[Data records]
>>>>>

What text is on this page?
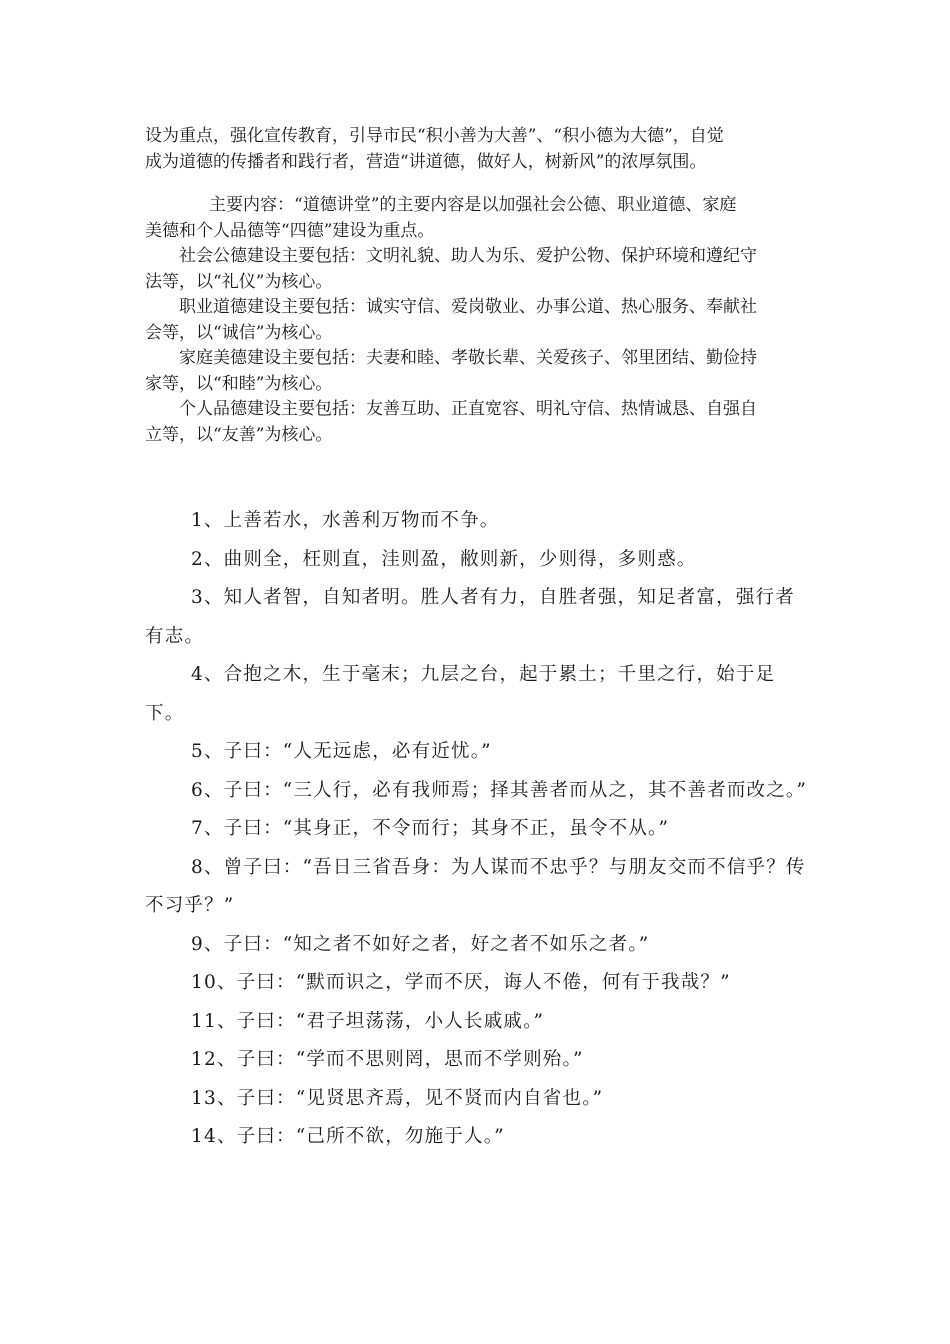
设为重点，强化宣传教育，引导市民“积小善为大善”、“积小德为大德”，自觉

成为道德的传播者和践行者，营造“讲道德，做好人，树新风”的浓厚氛围。

主要内容：“道德讲堂”的主要内容是以加强社会公德、职业道德、家庭

美德和个人品德等“四德”建设为重点。

社会公德建设主要包括：文明礼貌、助人为乐、爱护公物、保护环境和遵纪守

法等，以“礼仪”为核心。

职业道德建设主要包括：诚实守信、爱岗敬业、办事公道、热心服务、奉献社

会等，以“诚信”为核心。

家庭美德建设主要包括：夫妻和睦、孝敬长辈、关爱孩子、邻里团结、勤俭持

家等，以“和睦”为核心。

个人品德建设主要包括：友善互助、正直宽容、明礼守信、热情诚恳、自强自

立等，以“友善”为核心。

1、上善若水，水善利万物而不争。

2、曲则全，枉则直，洼则盈，敝则新，少则得，多则惑。

3、知人者智，自知者明。胜人者有力，自胜者强，知足者富，强行者有志。

4、合抱之木，生于毫末；九层之台，起于累土；千里之行，始于足下。

5、子曰：“人无远虑，必有近忧。”

6、子曰：“三人行，必有我师焉；择其善者而从之，其不善者而改之。”

7、子曰：“其身正，不令而行；其身不正，虽令不从。”

8、曾子曰：“吾日三省吾身：为人谋而不忠乎？与朋友交而不信乎？传不习乎？”

9、子曰：“知之者不如好之者，好之者不如乐之者。”

10、子曰：“默而识之，学而不厌，诲人不倦，何有于我哉？”

11、子曰：“君子坦荡荡，小人长戚戚。”

12、子曰：“学而不思则罔，思而不学则殆。”

13、子曰：“见贤思齐焉，见不贤而内自省也。”

14、子曰：“己所不欲，勿施于人。”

<<<<<

— Task details —
Each entry above should be reproduced exactly, with the pictures removed.

— Solution to this task —
What text is on this page?
设为重点，强化宣传教育，引导市民“积小善为大善”、“积小德为大德”，自觉

成为道德的传播者和践行者，营造“讲道德，做好人，树新风”的浓厚氛围。

主要内容：“道德讲堂”的主要内容是以加强社会公德、职业道德、家庭

美德和个人品德等“四德”建设为重点。

社会公德建设主要包括：文明礼貌、助人为乐、爱护公物、保护环境和遵纪守

法等，以“礼仪”为核心。

职业道德建设主要包括：诚实守信、爱岗敬业、办事公道、热心服务、奉献社

会等，以“诚信”为核心。

家庭美德建设主要包括：夫妻和睦、孝敬长辈、关爱孩子、邻里团结、勤俭持

家等，以“和睦”为核心。

个人品德建设主要包括：友善互助、正直宽容、明礼守信、热情诚恳、自强自

立等，以“友善”为核心。

1、上善若水，水善利万物而不争。

2、曲则全，枉则直，洼则盈，敝则新，少则得，多则惑。

3、知人者智，自知者明。胜人者有力，自胜者强，知足者富，强行者有志。

4、合抱之木，生于毫末；九层之台，起于累土；千里之行，始于足下。

5、子曰：“人无远虑，必有近忧。”

6、子曰：“三人行，必有我师焉；择其善者而从之，其不善者而改之。”

7、子曰：“其身正，不令而行；其身不正，虽令不从。”

8、曾子曰：“吾日三省吾身：为人谋而不忠乎？与朋友交而不信乎？传不习乎？”

9、子曰：“知之者不如好之者，好之者不如乐之者。”

10、子曰：“默而识之，学而不厌，诲人不倦，何有于我哉？”

11、子曰：“君子坦荡荡，小人长戚戚。”

12、子曰：“学而不思则罔，思而不学则殆。”

13、子曰：“见贤思齐焉，见不贤而内自省也。”

14、子曰：“己所不欲，勿施于人。”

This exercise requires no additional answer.